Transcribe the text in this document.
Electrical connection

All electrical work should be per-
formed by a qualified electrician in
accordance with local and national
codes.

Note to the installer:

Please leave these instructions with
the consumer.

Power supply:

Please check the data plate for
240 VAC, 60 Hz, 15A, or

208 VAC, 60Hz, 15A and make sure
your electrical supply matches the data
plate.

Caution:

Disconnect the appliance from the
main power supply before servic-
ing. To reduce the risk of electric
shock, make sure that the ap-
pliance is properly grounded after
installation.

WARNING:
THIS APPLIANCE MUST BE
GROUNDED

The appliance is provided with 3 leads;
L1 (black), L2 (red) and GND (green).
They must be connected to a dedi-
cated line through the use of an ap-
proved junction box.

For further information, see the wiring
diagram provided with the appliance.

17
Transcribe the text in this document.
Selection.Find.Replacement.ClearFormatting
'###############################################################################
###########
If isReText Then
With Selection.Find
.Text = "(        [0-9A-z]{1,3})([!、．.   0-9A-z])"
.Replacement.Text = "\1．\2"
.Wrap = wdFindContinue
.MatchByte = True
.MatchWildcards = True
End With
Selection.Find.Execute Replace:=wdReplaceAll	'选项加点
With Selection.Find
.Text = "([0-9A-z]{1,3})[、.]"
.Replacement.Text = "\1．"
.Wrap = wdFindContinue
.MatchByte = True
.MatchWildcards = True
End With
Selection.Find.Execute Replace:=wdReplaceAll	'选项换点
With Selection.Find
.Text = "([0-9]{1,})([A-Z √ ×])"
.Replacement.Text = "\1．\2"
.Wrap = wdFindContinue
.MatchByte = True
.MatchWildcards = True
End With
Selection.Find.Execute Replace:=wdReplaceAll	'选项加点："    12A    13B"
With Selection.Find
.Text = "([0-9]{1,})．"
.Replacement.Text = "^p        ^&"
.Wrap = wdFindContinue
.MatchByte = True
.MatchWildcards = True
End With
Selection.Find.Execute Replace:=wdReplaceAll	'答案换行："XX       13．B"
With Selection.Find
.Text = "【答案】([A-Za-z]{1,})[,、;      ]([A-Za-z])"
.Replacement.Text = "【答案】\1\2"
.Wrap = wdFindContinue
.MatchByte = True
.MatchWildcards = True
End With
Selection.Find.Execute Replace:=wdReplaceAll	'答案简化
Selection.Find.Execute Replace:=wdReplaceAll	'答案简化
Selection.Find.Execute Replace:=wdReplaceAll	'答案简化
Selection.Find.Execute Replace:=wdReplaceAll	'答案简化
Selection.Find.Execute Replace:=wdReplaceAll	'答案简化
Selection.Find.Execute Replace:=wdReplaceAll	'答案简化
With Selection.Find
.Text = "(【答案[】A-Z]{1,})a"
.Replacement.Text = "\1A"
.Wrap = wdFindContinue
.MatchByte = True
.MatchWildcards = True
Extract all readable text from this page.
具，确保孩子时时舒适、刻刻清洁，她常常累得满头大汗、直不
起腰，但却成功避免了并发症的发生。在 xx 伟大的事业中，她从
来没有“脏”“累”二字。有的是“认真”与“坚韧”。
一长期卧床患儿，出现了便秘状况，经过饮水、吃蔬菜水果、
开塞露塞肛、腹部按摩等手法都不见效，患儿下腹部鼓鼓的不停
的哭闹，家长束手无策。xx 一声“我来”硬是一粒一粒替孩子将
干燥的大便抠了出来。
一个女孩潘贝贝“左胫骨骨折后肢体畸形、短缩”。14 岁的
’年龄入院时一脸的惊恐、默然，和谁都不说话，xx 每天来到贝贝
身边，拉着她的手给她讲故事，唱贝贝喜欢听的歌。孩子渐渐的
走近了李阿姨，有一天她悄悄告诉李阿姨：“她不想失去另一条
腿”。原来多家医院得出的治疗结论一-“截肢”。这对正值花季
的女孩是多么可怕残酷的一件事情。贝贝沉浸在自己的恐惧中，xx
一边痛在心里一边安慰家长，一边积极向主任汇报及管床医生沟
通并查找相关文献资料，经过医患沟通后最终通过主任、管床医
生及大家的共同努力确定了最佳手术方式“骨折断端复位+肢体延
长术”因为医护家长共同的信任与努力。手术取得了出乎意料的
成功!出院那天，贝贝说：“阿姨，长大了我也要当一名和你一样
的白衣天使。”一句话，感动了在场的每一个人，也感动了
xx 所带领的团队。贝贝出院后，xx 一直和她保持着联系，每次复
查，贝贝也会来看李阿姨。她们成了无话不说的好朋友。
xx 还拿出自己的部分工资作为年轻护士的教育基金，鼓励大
*-*-*
→ **EXERCISE DETAILS**: In the entries above, locate every line with the word "from" and copy it.

→ **SOLUTION FOR THIS EXERCISE**:
Disconnect the appliance from the
Extract all readable text from this page.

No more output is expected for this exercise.